● **TASK TO CARRY OUT**
Go through the material below and copy all lines with "radius".

● **MATERIAL PROVIDED**

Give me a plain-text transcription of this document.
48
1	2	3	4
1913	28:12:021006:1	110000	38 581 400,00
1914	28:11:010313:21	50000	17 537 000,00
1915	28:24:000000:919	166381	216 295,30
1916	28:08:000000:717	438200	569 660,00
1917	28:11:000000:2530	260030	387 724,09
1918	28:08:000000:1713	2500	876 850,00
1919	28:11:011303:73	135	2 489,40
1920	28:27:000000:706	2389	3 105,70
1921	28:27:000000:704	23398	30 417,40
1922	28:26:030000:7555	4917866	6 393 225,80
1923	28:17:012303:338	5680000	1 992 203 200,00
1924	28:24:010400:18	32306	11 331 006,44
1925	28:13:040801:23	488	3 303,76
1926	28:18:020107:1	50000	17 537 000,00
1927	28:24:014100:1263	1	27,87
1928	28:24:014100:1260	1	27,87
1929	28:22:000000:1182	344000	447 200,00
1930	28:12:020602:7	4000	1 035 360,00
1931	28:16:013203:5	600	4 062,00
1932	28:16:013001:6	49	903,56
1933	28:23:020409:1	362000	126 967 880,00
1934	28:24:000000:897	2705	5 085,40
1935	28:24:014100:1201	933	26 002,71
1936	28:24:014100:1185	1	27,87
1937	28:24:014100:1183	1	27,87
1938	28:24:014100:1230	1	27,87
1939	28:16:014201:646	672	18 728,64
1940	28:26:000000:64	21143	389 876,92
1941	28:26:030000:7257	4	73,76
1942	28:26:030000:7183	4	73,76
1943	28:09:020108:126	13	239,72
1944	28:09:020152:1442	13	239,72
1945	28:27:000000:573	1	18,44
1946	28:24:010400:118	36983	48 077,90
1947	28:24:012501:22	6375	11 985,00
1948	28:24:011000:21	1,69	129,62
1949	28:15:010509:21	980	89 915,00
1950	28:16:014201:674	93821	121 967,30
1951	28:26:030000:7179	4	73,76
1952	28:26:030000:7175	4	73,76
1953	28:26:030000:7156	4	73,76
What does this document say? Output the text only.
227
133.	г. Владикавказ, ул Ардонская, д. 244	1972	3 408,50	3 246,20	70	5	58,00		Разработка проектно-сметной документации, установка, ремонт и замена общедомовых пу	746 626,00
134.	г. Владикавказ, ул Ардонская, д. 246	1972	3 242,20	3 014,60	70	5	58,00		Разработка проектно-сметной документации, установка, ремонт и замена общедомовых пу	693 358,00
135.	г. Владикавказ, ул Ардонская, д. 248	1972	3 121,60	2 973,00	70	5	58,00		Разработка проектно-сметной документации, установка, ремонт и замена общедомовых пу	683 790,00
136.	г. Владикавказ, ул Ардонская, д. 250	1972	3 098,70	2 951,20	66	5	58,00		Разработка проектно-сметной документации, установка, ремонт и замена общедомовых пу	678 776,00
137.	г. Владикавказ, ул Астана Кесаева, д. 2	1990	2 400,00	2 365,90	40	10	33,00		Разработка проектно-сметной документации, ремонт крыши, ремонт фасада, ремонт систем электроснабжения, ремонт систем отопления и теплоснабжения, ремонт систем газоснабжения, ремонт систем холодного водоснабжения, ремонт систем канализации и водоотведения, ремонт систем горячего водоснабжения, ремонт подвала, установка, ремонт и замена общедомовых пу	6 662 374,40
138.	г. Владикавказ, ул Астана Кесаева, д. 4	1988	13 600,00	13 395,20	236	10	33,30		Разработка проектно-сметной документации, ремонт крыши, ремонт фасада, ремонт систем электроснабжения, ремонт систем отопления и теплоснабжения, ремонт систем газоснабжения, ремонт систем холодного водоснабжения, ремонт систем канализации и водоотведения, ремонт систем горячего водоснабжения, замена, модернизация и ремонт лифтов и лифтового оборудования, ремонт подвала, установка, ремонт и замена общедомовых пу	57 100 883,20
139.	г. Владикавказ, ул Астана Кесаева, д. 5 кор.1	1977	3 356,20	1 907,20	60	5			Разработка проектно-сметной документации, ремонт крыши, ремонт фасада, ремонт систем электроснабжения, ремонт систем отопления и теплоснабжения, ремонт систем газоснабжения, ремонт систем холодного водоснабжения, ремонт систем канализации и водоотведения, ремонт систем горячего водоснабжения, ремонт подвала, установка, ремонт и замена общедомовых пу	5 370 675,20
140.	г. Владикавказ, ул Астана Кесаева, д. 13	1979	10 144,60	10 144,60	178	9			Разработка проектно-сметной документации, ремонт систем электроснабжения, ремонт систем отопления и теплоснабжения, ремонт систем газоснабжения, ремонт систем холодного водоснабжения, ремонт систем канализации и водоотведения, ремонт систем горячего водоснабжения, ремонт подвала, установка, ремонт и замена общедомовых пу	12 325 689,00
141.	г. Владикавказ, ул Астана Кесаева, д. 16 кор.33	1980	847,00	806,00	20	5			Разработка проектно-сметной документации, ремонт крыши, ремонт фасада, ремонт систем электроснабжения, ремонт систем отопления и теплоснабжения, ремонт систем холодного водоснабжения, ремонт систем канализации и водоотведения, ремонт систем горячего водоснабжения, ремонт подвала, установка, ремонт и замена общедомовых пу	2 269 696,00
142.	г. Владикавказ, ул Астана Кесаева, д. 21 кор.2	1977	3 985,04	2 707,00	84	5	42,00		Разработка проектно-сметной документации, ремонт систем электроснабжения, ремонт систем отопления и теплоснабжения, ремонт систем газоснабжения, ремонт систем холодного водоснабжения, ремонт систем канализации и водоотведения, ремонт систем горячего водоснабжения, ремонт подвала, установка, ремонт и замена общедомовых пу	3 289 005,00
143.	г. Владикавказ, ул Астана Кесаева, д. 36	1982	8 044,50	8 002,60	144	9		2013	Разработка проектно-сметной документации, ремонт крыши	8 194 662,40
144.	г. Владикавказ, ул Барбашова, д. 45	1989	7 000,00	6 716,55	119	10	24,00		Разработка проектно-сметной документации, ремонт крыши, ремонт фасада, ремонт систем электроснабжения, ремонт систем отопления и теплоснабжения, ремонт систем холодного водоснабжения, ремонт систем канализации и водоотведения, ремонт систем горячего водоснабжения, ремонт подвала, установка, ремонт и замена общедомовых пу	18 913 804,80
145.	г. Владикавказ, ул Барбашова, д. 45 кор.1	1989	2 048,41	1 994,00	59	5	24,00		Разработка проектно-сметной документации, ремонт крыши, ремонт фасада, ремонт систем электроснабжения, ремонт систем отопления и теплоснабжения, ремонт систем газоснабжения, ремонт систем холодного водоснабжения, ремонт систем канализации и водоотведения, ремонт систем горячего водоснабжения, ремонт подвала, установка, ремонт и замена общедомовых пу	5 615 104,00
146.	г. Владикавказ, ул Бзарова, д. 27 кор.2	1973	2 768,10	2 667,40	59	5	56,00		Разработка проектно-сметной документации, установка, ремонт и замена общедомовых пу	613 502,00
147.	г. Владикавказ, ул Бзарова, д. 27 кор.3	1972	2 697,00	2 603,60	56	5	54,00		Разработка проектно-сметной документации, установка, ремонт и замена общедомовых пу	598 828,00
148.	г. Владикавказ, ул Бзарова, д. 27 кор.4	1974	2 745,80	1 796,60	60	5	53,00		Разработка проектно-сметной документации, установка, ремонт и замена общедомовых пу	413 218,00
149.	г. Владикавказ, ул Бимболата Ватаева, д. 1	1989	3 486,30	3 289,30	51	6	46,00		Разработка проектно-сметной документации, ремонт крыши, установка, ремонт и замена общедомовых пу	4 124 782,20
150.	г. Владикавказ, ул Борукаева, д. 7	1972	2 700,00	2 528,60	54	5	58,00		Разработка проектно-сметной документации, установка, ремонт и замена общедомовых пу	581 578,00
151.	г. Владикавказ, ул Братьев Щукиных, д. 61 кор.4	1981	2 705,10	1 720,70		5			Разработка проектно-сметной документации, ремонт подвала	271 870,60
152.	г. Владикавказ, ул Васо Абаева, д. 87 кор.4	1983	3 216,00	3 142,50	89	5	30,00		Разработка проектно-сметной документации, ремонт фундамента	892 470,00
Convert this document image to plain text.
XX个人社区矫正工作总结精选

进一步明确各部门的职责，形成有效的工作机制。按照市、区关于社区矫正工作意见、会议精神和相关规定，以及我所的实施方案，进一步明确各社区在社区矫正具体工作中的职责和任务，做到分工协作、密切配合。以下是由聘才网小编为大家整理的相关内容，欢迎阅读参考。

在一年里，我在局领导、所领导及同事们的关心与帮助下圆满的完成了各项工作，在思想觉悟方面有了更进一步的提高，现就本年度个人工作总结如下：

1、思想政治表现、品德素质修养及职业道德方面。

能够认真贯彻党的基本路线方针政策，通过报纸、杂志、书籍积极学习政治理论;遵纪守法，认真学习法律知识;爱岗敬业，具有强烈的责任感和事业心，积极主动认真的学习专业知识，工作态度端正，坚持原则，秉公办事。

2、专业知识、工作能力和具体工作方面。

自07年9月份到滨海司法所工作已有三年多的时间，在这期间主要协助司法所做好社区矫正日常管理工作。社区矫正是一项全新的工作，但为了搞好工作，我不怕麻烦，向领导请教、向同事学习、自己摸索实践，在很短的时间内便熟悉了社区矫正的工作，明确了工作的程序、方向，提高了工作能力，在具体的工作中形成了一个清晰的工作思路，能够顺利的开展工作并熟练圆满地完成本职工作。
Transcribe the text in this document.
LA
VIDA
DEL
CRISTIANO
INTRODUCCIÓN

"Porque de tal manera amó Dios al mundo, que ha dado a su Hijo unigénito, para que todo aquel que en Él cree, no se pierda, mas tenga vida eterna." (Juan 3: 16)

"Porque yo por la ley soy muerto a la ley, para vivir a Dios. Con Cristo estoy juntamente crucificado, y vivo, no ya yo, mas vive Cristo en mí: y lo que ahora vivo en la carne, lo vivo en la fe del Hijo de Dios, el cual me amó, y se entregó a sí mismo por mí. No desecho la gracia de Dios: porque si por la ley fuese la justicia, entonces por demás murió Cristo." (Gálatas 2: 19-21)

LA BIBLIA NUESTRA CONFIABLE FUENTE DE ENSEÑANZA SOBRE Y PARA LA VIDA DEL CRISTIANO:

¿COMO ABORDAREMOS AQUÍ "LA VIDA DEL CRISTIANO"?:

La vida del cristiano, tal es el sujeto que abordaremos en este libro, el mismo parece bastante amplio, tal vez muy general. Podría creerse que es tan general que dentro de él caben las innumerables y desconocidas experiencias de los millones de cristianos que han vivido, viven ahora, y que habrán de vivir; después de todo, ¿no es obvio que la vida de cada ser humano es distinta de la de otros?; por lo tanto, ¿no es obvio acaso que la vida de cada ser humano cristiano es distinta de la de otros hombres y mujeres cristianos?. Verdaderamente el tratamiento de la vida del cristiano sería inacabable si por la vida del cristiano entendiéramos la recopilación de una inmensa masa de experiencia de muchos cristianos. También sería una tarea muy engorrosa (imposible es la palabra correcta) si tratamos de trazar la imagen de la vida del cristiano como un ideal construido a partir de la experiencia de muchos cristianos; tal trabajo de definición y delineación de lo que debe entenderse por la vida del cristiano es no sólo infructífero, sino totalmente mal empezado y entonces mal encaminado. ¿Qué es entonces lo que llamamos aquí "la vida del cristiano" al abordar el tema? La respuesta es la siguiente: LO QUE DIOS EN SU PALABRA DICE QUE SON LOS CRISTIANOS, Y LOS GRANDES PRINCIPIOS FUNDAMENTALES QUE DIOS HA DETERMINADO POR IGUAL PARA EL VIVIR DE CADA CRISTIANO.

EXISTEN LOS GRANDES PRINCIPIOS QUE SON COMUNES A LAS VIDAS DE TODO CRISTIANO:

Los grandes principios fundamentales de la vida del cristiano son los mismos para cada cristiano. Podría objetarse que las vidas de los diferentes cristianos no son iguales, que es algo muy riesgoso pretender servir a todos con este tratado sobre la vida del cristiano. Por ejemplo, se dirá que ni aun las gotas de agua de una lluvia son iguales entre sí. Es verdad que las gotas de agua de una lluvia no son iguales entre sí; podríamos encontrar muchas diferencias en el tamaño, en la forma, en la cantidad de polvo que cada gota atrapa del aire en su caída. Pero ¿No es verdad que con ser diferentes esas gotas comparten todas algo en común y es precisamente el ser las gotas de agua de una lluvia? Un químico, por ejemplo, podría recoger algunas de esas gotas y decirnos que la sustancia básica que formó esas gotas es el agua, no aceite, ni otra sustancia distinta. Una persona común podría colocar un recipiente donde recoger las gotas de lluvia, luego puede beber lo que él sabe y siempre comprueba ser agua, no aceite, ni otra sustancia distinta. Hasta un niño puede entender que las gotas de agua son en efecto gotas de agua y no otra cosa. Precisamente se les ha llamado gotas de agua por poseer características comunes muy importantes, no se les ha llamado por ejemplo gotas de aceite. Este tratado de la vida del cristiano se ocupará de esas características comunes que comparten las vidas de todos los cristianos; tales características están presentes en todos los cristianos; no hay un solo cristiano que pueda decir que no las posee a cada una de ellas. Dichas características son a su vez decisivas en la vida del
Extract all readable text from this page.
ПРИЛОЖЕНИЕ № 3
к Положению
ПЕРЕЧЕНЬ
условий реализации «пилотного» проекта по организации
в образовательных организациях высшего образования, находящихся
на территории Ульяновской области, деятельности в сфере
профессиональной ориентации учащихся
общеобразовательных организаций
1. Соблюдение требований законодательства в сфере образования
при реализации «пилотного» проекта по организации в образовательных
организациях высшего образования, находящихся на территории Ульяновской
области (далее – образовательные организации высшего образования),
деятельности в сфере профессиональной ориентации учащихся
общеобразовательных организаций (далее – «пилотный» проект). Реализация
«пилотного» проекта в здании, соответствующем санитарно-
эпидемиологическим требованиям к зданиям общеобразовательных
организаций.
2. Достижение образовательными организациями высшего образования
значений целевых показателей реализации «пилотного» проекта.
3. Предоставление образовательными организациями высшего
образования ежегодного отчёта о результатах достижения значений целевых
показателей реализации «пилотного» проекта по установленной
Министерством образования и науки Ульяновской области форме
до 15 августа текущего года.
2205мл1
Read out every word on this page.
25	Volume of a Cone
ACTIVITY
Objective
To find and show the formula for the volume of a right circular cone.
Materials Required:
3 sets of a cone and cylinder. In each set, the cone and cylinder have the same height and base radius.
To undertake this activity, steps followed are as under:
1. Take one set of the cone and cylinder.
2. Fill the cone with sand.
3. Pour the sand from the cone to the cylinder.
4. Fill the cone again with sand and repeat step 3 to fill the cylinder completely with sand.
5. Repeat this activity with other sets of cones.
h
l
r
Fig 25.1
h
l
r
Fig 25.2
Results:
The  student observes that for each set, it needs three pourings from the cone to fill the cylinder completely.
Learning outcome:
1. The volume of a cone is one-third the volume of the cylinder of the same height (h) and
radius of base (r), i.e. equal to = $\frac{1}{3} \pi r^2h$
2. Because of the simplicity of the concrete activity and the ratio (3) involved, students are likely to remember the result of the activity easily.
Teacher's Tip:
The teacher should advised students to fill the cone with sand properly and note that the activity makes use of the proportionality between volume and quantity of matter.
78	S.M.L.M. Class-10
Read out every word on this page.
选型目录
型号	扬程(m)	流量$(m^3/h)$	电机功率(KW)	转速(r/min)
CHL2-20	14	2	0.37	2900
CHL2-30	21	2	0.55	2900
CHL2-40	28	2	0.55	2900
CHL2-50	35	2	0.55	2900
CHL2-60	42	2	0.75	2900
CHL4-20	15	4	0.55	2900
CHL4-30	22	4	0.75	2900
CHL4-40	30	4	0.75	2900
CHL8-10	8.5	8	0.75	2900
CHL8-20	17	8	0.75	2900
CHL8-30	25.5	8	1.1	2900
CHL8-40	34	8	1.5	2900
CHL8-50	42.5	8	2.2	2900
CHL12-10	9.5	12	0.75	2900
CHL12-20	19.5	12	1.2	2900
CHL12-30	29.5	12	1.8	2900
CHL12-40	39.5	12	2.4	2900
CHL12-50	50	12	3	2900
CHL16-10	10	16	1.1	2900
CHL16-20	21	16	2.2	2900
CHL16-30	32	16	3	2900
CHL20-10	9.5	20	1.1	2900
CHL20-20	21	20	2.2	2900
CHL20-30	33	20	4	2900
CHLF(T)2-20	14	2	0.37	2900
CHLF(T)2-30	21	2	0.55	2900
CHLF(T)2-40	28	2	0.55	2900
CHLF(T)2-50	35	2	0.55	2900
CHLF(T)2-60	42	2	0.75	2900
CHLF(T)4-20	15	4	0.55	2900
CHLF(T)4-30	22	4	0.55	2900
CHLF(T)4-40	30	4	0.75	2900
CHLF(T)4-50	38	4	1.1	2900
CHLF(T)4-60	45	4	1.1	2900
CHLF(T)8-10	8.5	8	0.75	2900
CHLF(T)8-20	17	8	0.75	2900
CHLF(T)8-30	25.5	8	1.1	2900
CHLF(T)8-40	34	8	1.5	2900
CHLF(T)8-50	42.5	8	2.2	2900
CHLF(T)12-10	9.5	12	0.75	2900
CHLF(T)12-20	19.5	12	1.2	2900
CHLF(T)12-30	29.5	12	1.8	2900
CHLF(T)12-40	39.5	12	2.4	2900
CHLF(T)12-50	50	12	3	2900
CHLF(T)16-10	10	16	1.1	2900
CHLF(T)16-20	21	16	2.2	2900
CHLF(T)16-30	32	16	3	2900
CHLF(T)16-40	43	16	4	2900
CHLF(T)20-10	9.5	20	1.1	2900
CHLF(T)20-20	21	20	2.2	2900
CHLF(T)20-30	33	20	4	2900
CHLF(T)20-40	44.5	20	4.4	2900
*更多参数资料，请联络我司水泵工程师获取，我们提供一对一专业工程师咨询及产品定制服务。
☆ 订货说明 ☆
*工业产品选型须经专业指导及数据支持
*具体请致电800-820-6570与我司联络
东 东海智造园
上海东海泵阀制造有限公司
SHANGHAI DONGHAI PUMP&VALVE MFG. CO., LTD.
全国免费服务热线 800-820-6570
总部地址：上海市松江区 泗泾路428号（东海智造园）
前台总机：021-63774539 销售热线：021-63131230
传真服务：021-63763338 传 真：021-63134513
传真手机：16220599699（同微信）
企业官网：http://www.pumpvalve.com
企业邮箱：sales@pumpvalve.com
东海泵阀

● **ANSWER IN FULL**
3 sets of a cone and cylinder. In each set, the cone and cylinder have the same height and base radius.
radius of base (r), i.e. equal to = $\frac{1}{3} \pi r^2h$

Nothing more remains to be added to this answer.